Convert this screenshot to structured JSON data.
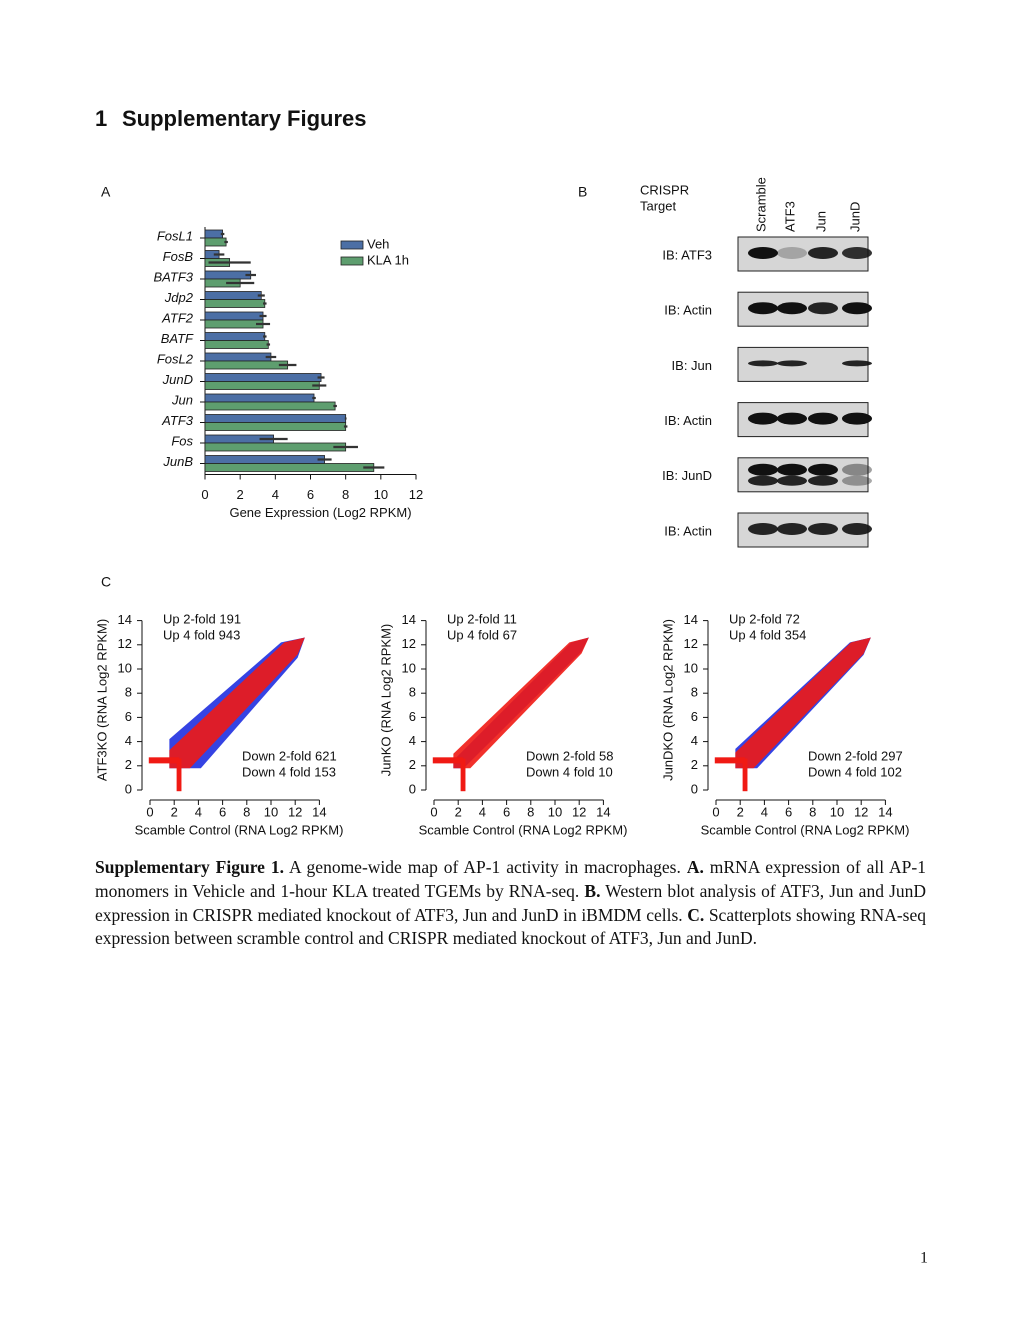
{
  "header": {
    "number": "1",
    "title": "Supplementary Figures"
  },
  "panels": {
    "a": "A",
    "b": "B",
    "c": "C"
  },
  "chart_data": [
    {
      "type": "bar",
      "orientation": "horizontal",
      "categories": [
        "FosL1",
        "FosB",
        "BATF3",
        "Jdp2",
        "ATF2",
        "BATF",
        "FosL2",
        "JunD",
        "Jun",
        "ATF3",
        "Fos",
        "JunB"
      ],
      "series": [
        {
          "name": "Veh",
          "color": "#4c6fa5",
          "values": [
            1.0,
            0.8,
            2.6,
            3.2,
            3.3,
            3.4,
            3.75,
            6.6,
            6.2,
            8.0,
            3.9,
            6.8
          ],
          "errors": [
            0.1,
            0.3,
            0.3,
            0.2,
            0.2,
            0.1,
            0.3,
            0.2,
            0.1,
            0.05,
            0.8,
            0.4
          ]
        },
        {
          "name": "KLA 1h",
          "color": "#5e9e6f",
          "values": [
            1.2,
            1.4,
            2.0,
            3.4,
            3.3,
            3.6,
            4.7,
            6.5,
            7.4,
            8.0,
            8.0,
            9.6
          ],
          "errors": [
            0.1,
            1.2,
            0.8,
            0.1,
            0.4,
            0.1,
            0.5,
            0.4,
            0.1,
            0.1,
            0.7,
            0.6
          ]
        }
      ],
      "xlabel": "Gene Expression (Log2 RPKM)",
      "xlim": [
        0,
        12
      ],
      "xticks": [
        0,
        2,
        4,
        6,
        8,
        10,
        12
      ],
      "legend": "upper right"
    },
    {
      "type": "scatter",
      "ylabel": "ATF3KO (RNA Log2 RPKM)",
      "xlabel": "Scamble Control (RNA Log2 RPKM)",
      "xlim": [
        0,
        14
      ],
      "ylim": [
        0,
        14
      ],
      "xticks": [
        0,
        2,
        4,
        6,
        8,
        10,
        12,
        14
      ],
      "yticks": [
        0,
        2,
        4,
        6,
        8,
        10,
        12,
        14
      ],
      "annotations": [
        "Up 2-fold 191",
        "Up 4 fold 943",
        "Down 2-fold 621",
        "Down 4 fold 153"
      ]
    },
    {
      "type": "scatter",
      "ylabel": "JunKO (RNA Log2 RPKM)",
      "xlabel": "Scamble Control (RNA Log2 RPKM)",
      "xlim": [
        0,
        14
      ],
      "ylim": [
        0,
        14
      ],
      "xticks": [
        0,
        2,
        4,
        6,
        8,
        10,
        12,
        14
      ],
      "yticks": [
        0,
        2,
        4,
        6,
        8,
        10,
        12,
        14
      ],
      "annotations": [
        "Up 2-fold 11",
        "Up 4 fold 67",
        "Down 2-fold 58",
        "Down 4 fold 10"
      ]
    },
    {
      "type": "scatter",
      "ylabel": "JunDKO (RNA Log2 RPKM)",
      "xlabel": "Scamble Control (RNA Log2 RPKM)",
      "xlim": [
        0,
        14
      ],
      "ylim": [
        0,
        14
      ],
      "xticks": [
        0,
        2,
        4,
        6,
        8,
        10,
        12,
        14
      ],
      "yticks": [
        0,
        2,
        4,
        6,
        8,
        10,
        12,
        14
      ],
      "annotations": [
        "Up 2-fold 72",
        "Up 4 fold 354",
        "Down 2-fold 297",
        "Down 4 fold 102"
      ]
    }
  ],
  "blot": {
    "title_lines": [
      "CRISPR",
      "Target"
    ],
    "lanes": [
      "Scramble",
      "ATF3",
      "Jun",
      "JunD"
    ],
    "rows": [
      "IB: ATF3",
      "IB: Actin",
      "IB: Jun",
      "IB: Actin",
      "IB: JunD",
      "IB: Actin"
    ]
  },
  "caption": {
    "runs": [
      "Supplementary Figure 1.",
      "A genome-wide map of AP-1 activity in macrophages.",
      "A.",
      "mRNA expression of all AP-1 monomers in Vehicle and 1-hour KLA treated TGEMs by RNA-seq.",
      "B.",
      "Western blot analysis of ATF3, Jun and JunD expression in CRISPR mediated knockout of ATF3, Jun and JunD in iBMDM cells.",
      "C.",
      "Scatterplots showing RNA-seq expression between scramble control and CRISPR mediated knockout of ATF3, Jun and JunD."
    ]
  },
  "page_number": "1"
}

**Work task**
Reply by stating only how many lines in the listing hold the word "ylabel".

**Worked solution**
3